Exercise task: Rewrite the items below with "APLICADAS" in place of each "ADMINISTRADAS", keeping everything else unchanged.

Material shown:
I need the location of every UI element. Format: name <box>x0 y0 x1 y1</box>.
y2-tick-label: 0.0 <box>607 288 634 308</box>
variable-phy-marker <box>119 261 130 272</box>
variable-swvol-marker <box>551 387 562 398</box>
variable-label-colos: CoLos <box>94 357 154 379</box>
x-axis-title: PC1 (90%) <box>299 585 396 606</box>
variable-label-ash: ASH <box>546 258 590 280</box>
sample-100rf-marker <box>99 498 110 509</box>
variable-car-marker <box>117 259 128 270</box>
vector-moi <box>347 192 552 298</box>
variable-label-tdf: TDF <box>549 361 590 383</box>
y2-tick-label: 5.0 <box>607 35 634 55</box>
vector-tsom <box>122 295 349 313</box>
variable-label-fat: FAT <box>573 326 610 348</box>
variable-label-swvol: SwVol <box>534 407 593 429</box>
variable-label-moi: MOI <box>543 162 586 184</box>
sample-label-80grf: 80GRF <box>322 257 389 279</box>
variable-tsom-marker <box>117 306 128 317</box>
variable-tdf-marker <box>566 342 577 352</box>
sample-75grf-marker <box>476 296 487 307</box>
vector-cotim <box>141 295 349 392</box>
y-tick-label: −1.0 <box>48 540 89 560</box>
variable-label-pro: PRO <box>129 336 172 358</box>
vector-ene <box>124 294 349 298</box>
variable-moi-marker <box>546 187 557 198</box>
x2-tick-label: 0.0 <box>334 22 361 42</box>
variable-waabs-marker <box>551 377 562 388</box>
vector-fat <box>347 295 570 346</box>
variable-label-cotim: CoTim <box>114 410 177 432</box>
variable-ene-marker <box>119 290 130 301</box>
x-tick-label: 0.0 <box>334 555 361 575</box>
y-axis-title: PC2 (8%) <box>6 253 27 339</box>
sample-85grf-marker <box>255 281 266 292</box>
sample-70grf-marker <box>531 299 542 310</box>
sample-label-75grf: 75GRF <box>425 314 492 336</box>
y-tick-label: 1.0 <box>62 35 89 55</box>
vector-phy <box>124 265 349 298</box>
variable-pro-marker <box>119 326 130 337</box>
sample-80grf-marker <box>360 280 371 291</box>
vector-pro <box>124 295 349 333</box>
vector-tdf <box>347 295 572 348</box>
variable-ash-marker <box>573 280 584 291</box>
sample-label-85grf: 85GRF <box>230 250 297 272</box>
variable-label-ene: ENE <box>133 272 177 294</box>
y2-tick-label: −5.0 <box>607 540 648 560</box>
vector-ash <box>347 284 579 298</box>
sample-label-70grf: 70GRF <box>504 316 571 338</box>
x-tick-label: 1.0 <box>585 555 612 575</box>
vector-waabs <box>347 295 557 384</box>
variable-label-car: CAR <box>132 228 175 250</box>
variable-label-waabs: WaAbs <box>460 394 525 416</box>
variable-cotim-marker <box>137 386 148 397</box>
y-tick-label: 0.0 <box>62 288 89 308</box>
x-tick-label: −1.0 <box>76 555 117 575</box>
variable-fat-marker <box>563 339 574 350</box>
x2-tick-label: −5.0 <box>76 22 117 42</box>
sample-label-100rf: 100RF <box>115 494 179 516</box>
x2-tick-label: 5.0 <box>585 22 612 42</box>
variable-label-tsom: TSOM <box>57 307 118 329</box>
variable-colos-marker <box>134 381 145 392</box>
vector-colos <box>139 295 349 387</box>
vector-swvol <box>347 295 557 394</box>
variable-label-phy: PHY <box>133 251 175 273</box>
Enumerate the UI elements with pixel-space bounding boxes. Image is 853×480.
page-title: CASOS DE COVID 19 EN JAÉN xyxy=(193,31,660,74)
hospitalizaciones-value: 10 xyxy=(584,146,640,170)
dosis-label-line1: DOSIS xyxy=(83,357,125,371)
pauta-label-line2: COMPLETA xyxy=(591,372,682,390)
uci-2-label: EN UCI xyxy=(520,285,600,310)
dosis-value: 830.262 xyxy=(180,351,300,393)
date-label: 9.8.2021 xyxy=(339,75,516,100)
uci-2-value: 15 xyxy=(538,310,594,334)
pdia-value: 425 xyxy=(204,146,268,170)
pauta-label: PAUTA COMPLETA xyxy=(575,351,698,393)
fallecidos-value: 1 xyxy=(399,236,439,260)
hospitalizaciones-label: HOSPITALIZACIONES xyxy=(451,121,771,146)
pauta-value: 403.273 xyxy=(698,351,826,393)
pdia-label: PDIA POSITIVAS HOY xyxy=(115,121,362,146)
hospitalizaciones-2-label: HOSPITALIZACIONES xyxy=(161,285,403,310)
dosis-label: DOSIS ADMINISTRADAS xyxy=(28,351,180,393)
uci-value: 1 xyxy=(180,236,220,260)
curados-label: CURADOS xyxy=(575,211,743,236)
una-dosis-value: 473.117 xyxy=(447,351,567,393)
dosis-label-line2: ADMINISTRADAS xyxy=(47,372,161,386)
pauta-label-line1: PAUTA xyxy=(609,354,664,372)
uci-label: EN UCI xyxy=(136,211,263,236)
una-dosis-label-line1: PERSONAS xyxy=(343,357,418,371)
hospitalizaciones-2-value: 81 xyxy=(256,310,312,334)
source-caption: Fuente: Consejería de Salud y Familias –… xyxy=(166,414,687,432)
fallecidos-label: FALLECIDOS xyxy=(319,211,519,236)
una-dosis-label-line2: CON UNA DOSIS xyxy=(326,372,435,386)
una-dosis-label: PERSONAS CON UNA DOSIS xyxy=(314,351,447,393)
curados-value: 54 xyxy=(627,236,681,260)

Correct result:
I need the location of every UI element. Format: name <box>x0 y0 x1 y1</box>.
y2-tick-label: 0.0 <box>607 288 634 308</box>
variable-phy-marker <box>119 261 130 272</box>
variable-swvol-marker <box>551 387 562 398</box>
variable-label-colos: CoLos <box>94 357 154 379</box>
x-axis-title: PC1 (90%) <box>299 585 396 606</box>
variable-label-ash: ASH <box>546 258 590 280</box>
sample-100rf-marker <box>99 498 110 509</box>
variable-car-marker <box>117 259 128 270</box>
vector-moi <box>347 192 552 298</box>
variable-label-tdf: TDF <box>549 361 590 383</box>
y2-tick-label: 5.0 <box>607 35 634 55</box>
vector-tsom <box>122 295 349 313</box>
variable-label-fat: FAT <box>573 326 610 348</box>
variable-label-swvol: SwVol <box>534 407 593 429</box>
variable-label-moi: MOI <box>543 162 586 184</box>
sample-label-80grf: 80GRF <box>322 257 389 279</box>
variable-tsom-marker <box>117 306 128 317</box>
variable-tdf-marker <box>566 342 577 352</box>
sample-75grf-marker <box>476 296 487 307</box>
vector-cotim <box>141 295 349 392</box>
y-tick-label: −1.0 <box>48 540 89 560</box>
variable-label-pro: PRO <box>129 336 172 358</box>
vector-ene <box>124 294 349 298</box>
variable-moi-marker <box>546 187 557 198</box>
x2-tick-label: 0.0 <box>334 22 361 42</box>
variable-waabs-marker <box>551 377 562 388</box>
vector-fat <box>347 295 570 346</box>
variable-label-cotim: CoTim <box>114 410 177 432</box>
variable-ene-marker <box>119 290 130 301</box>
x-tick-label: 0.0 <box>334 555 361 575</box>
y-axis-title: PC2 (8%) <box>6 253 27 339</box>
sample-85grf-marker <box>255 281 266 292</box>
sample-70grf-marker <box>531 299 542 310</box>
sample-label-75grf: 75GRF <box>425 314 492 336</box>
y-tick-label: 1.0 <box>62 35 89 55</box>
vector-phy <box>124 265 349 298</box>
variable-pro-marker <box>119 326 130 337</box>
sample-80grf-marker <box>360 280 371 291</box>
vector-pro <box>124 295 349 333</box>
vector-tdf <box>347 295 572 348</box>
variable-ash-marker <box>573 280 584 291</box>
sample-label-85grf: 85GRF <box>230 250 297 272</box>
variable-label-ene: ENE <box>133 272 177 294</box>
y2-tick-label: −5.0 <box>607 540 648 560</box>
vector-ash <box>347 284 579 298</box>
sample-label-70grf: 70GRF <box>504 316 571 338</box>
x-tick-label: 1.0 <box>585 555 612 575</box>
vector-waabs <box>347 295 557 384</box>
variable-label-car: CAR <box>132 228 175 250</box>
variable-label-waabs: WaAbs <box>460 394 525 416</box>
variable-cotim-marker <box>137 386 148 397</box>
y-tick-label: 0.0 <box>62 288 89 308</box>
x-tick-label: −1.0 <box>76 555 117 575</box>
variable-fat-marker <box>563 339 574 350</box>
x2-tick-label: −5.0 <box>76 22 117 42</box>
sample-label-100rf: 100RF <box>115 494 179 516</box>
x2-tick-label: 5.0 <box>585 22 612 42</box>
variable-label-tsom: TSOM <box>57 307 118 329</box>
variable-colos-marker <box>134 381 145 392</box>
vector-colos <box>139 295 349 387</box>
vector-swvol <box>347 295 557 394</box>
variable-label-phy: PHY <box>133 251 175 273</box>
Enumerate the UI elements with pixel-space bounding boxes. Image is 853×480.
page-title: CASOS DE COVID 19 EN JAÉN xyxy=(193,31,660,74)
hospitalizaciones-value: 10 xyxy=(584,146,640,170)
dosis-label-line1: DOSIS xyxy=(83,357,125,371)
pauta-label-line2: COMPLETA xyxy=(591,372,682,390)
uci-2-label: EN UCI xyxy=(520,285,600,310)
dosis-value: 830.262 xyxy=(180,351,300,393)
date-label: 9.8.2021 xyxy=(339,75,516,100)
uci-2-value: 15 xyxy=(538,310,594,334)
pdia-value: 425 xyxy=(204,146,268,170)
pauta-label: PAUTA COMPLETA xyxy=(575,351,698,393)
fallecidos-value: 1 xyxy=(399,236,439,260)
hospitalizaciones-label: HOSPITALIZACIONES xyxy=(451,121,771,146)
pauta-value: 403.273 xyxy=(698,351,826,393)
pdia-label: PDIA POSITIVAS HOY xyxy=(115,121,362,146)
hospitalizaciones-2-label: HOSPITALIZACIONES xyxy=(161,285,403,310)
dosis-label: DOSIS APLICADAS xyxy=(28,351,180,393)
uci-value: 1 xyxy=(180,236,220,260)
curados-label: CURADOS xyxy=(575,211,743,236)
una-dosis-value: 473.117 xyxy=(447,351,567,393)
dosis-label-line2: APLICADAS xyxy=(47,372,161,386)
pauta-label-line1: PAUTA xyxy=(609,354,664,372)
uci-label: EN UCI xyxy=(136,211,263,236)
una-dosis-label-line1: PERSONAS xyxy=(343,357,418,371)
hospitalizaciones-2-value: 81 xyxy=(256,310,312,334)
source-caption: Fuente: Consejería de Salud y Familias –… xyxy=(166,414,687,432)
fallecidos-label: FALLECIDOS xyxy=(319,211,519,236)
una-dosis-label-line2: CON UNA DOSIS xyxy=(326,372,435,386)
una-dosis-label: PERSONAS CON UNA DOSIS xyxy=(314,351,447,393)
curados-value: 54 xyxy=(627,236,681,260)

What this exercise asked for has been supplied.